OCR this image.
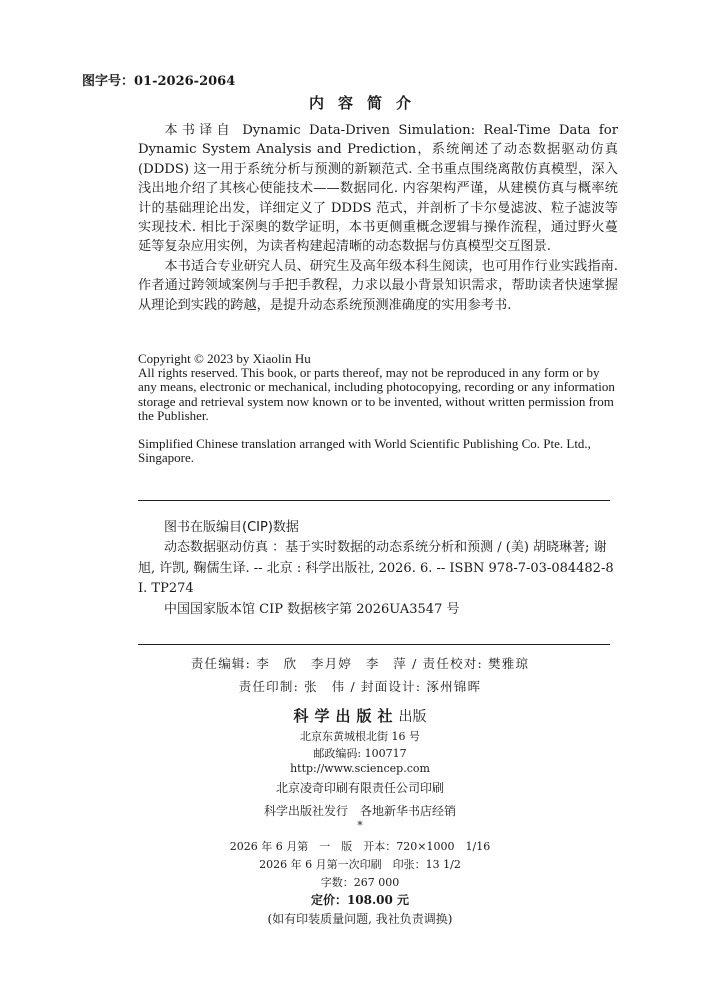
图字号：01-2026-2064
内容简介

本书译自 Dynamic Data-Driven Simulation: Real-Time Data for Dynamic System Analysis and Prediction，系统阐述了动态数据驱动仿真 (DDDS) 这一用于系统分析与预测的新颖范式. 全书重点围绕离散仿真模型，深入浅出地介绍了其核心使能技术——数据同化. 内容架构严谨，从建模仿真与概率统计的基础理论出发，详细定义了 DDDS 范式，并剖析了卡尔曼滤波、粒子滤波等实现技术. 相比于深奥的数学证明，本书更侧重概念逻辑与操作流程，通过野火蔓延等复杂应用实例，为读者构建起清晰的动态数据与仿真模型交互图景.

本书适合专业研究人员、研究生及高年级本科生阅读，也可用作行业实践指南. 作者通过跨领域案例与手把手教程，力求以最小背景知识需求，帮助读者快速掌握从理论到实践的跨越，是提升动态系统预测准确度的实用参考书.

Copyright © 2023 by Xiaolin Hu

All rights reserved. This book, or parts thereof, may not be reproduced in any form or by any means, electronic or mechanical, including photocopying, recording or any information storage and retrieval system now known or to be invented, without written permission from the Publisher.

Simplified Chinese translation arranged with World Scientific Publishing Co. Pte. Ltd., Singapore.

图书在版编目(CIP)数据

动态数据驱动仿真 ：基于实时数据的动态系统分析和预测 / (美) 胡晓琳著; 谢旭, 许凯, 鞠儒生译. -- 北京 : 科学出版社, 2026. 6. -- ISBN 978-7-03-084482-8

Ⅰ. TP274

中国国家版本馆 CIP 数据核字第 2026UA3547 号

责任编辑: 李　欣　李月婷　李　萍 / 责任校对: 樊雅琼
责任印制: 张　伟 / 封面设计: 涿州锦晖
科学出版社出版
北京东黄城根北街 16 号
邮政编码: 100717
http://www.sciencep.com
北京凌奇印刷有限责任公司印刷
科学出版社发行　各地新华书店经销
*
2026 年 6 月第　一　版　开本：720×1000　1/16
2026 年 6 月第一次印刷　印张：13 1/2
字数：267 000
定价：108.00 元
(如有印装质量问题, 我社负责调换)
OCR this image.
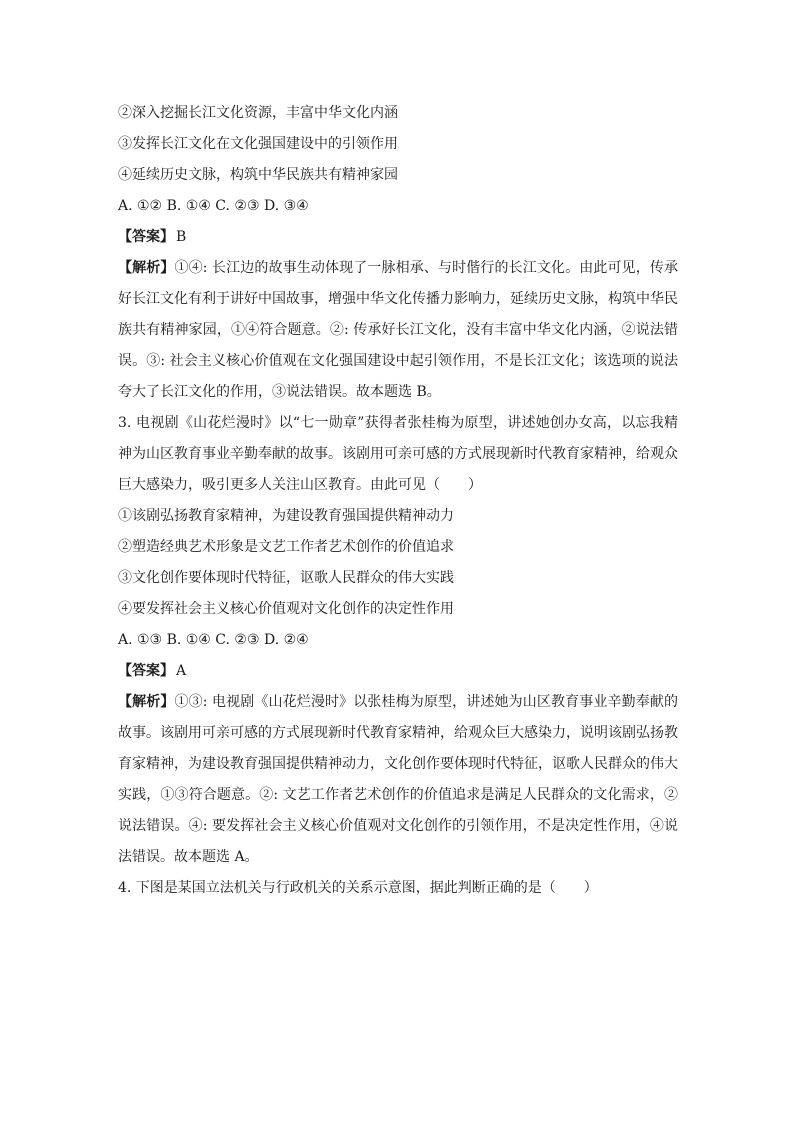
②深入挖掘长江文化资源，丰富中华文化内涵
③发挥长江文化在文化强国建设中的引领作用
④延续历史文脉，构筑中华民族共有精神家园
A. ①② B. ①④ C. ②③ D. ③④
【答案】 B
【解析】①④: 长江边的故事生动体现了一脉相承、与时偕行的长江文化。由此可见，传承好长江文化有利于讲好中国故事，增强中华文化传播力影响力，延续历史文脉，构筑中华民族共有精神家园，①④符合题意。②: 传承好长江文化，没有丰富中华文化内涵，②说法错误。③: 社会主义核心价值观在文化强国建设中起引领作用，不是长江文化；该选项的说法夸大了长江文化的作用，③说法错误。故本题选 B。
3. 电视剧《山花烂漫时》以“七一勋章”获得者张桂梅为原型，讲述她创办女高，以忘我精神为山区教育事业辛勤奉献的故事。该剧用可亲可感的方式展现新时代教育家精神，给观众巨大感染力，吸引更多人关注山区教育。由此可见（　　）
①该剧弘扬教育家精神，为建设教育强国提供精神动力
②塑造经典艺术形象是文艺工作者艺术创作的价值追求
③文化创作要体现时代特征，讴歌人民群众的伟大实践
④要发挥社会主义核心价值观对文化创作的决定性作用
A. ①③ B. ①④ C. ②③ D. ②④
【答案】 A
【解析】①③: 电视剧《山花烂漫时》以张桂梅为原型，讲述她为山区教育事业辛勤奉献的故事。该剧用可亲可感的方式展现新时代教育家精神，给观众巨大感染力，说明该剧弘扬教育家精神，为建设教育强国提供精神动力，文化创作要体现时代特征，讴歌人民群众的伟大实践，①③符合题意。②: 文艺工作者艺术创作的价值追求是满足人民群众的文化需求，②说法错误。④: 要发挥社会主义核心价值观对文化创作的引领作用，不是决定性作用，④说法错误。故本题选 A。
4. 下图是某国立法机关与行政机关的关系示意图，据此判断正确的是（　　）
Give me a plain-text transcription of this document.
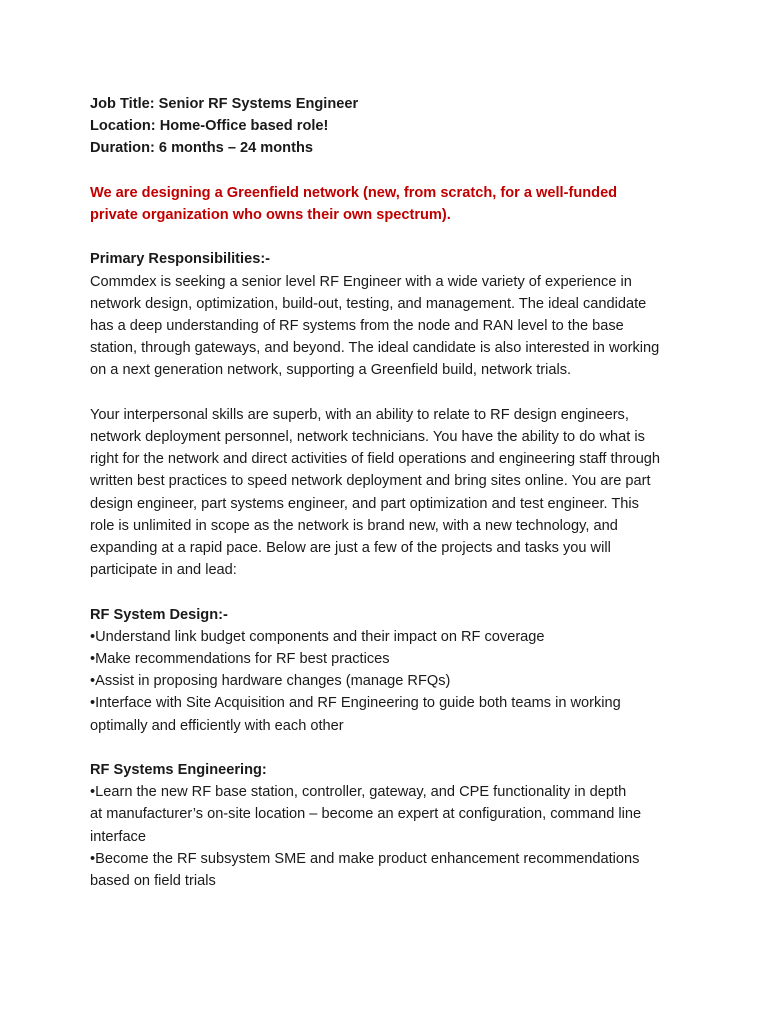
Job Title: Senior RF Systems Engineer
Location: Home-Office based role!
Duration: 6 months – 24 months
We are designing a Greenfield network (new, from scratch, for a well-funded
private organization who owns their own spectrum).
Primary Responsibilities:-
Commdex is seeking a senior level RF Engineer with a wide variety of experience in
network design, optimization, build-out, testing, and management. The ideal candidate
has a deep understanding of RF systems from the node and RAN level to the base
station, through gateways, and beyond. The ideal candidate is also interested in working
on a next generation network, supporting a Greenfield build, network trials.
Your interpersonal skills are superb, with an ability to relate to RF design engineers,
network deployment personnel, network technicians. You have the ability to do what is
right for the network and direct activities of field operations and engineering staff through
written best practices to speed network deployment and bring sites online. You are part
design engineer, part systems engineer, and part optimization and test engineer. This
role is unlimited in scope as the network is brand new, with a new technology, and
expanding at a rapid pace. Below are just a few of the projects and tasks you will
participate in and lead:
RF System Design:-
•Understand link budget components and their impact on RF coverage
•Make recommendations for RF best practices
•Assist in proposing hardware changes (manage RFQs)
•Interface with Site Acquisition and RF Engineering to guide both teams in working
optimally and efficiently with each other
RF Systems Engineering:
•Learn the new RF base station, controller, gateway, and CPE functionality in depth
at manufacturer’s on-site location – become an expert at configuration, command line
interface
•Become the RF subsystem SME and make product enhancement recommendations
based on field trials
___
* Problem details: Make an exact copy of the records shown above, without the pictures.

* Solution to this task:
OCR this image.
图字号：01-2026-2064
内容简介

本书译自 Dynamic Data-Driven Simulation: Real-Time Data for Dynamic System Analysis and Prediction，系统阐述了动态数据驱动仿真 (DDDS) 这一用于系统分析与预测的新颖范式. 全书重点围绕离散仿真模型，深入浅出地介绍了其核心使能技术——数据同化. 内容架构严谨，从建模仿真与概率统计的基础理论出发，详细定义了 DDDS 范式，并剖析了卡尔曼滤波、粒子滤波等实现技术. 相比于深奥的数学证明，本书更侧重概念逻辑与操作流程，通过野火蔓延等复杂应用实例，为读者构建起清晰的动态数据与仿真模型交互图景.

本书适合专业研究人员、研究生及高年级本科生阅读，也可用作行业实践指南. 作者通过跨领域案例与手把手教程，力求以最小背景知识需求，帮助读者快速掌握从理论到实践的跨越，是提升动态系统预测准确度的实用参考书.

Copyright © 2023 by Xiaolin Hu

All rights reserved. This book, or parts thereof, may not be reproduced in any form or by any means, electronic or mechanical, including photocopying, recording or any information storage and retrieval system now known or to be invented, without written permission from the Publisher.

Simplified Chinese translation arranged with World Scientific Publishing Co. Pte. Ltd., Singapore.

图书在版编目(CIP)数据

动态数据驱动仿真 ：基于实时数据的动态系统分析和预测 / (美) 胡晓琳著; 谢旭, 许凯, 鞠儒生译. -- 北京 : 科学出版社, 2026. 6. -- ISBN 978-7-03-084482-8

Ⅰ. TP274

中国国家版本馆 CIP 数据核字第 2026UA3547 号

责任编辑: 李　欣　李月婷　李　萍 / 责任校对: 樊雅琼
责任印制: 张　伟 / 封面设计: 涿州锦晖
科学出版社出版
北京东黄城根北街 16 号
邮政编码: 100717
http://www.sciencep.com
北京凌奇印刷有限责任公司印刷
科学出版社发行　各地新华书店经销
*
2026 年 6 月第　一　版　开本：720×1000　1/16
2026 年 6 月第一次印刷　印张：13 1/2
字数：267 000
定价：108.00 元
(如有印装质量问题, 我社负责调换)
OCR this image.
②深入挖掘长江文化资源，丰富中华文化内涵
③发挥长江文化在文化强国建设中的引领作用
④延续历史文脉，构筑中华民族共有精神家园
A. ①② B. ①④ C. ②③ D. ③④
【答案】 B
【解析】①④: 长江边的故事生动体现了一脉相承、与时偕行的长江文化。由此可见，传承好长江文化有利于讲好中国故事，增强中华文化传播力影响力，延续历史文脉，构筑中华民族共有精神家园，①④符合题意。②: 传承好长江文化，没有丰富中华文化内涵，②说法错误。③: 社会主义核心价值观在文化强国建设中起引领作用，不是长江文化；该选项的说法夸大了长江文化的作用，③说法错误。故本题选 B。
3. 电视剧《山花烂漫时》以“七一勋章”获得者张桂梅为原型，讲述她创办女高，以忘我精神为山区教育事业辛勤奉献的故事。该剧用可亲可感的方式展现新时代教育家精神，给观众巨大感染力，吸引更多人关注山区教育。由此可见（　　）
①该剧弘扬教育家精神，为建设教育强国提供精神动力
②塑造经典艺术形象是文艺工作者艺术创作的价值追求
③文化创作要体现时代特征，讴歌人民群众的伟大实践
④要发挥社会主义核心价值观对文化创作的决定性作用
A. ①③ B. ①④ C. ②③ D. ②④
【答案】 A
【解析】①③: 电视剧《山花烂漫时》以张桂梅为原型，讲述她为山区教育事业辛勤奉献的故事。该剧用可亲可感的方式展现新时代教育家精神，给观众巨大感染力，说明该剧弘扬教育家精神，为建设教育强国提供精神动力，文化创作要体现时代特征，讴歌人民群众的伟大实践，①③符合题意。②: 文艺工作者艺术创作的价值追求是满足人民群众的文化需求，②说法错误。④: 要发挥社会主义核心价值观对文化创作的引领作用，不是决定性作用，④说法错误。故本题选 A。
4. 下图是某国立法机关与行政机关的关系示意图，据此判断正确的是（　　）
Give me a plain-text transcription of this document.
Job Title: Senior RF Systems Engineer
Location: Home-Office based role!
Duration: 6 months – 24 months
We are designing a Greenfield network (new, from scratch, for a well-funded
private organization who owns their own spectrum).
Primary Responsibilities:-
Commdex is seeking a senior level RF Engineer with a wide variety of experience in
network design, optimization, build-out, testing, and management. The ideal candidate
has a deep understanding of RF systems from the node and RAN level to the base
station, through gateways, and beyond. The ideal candidate is also interested in working
on a next generation network, supporting a Greenfield build, network trials.
Your interpersonal skills are superb, with an ability to relate to RF design engineers,
network deployment personnel, network technicians. You have the ability to do what is
right for the network and direct activities of field operations and engineering staff through
written best practices to speed network deployment and bring sites online. You are part
design engineer, part systems engineer, and part optimization and test engineer. This
role is unlimited in scope as the network is brand new, with a new technology, and
expanding at a rapid pace. Below are just a few of the projects and tasks you will
participate in and lead:
RF System Design:-
•Understand link budget components and their impact on RF coverage
•Make recommendations for RF best practices
•Assist in proposing hardware changes (manage RFQs)
•Interface with Site Acquisition and RF Engineering to guide both teams in working
optimally and efficiently with each other
RF Systems Engineering:
•Learn the new RF base station, controller, gateway, and CPE functionality in depth
at manufacturer’s on-site location – become an expert at configuration, command line
interface
•Become the RF subsystem SME and make product enhancement recommendations
based on field trials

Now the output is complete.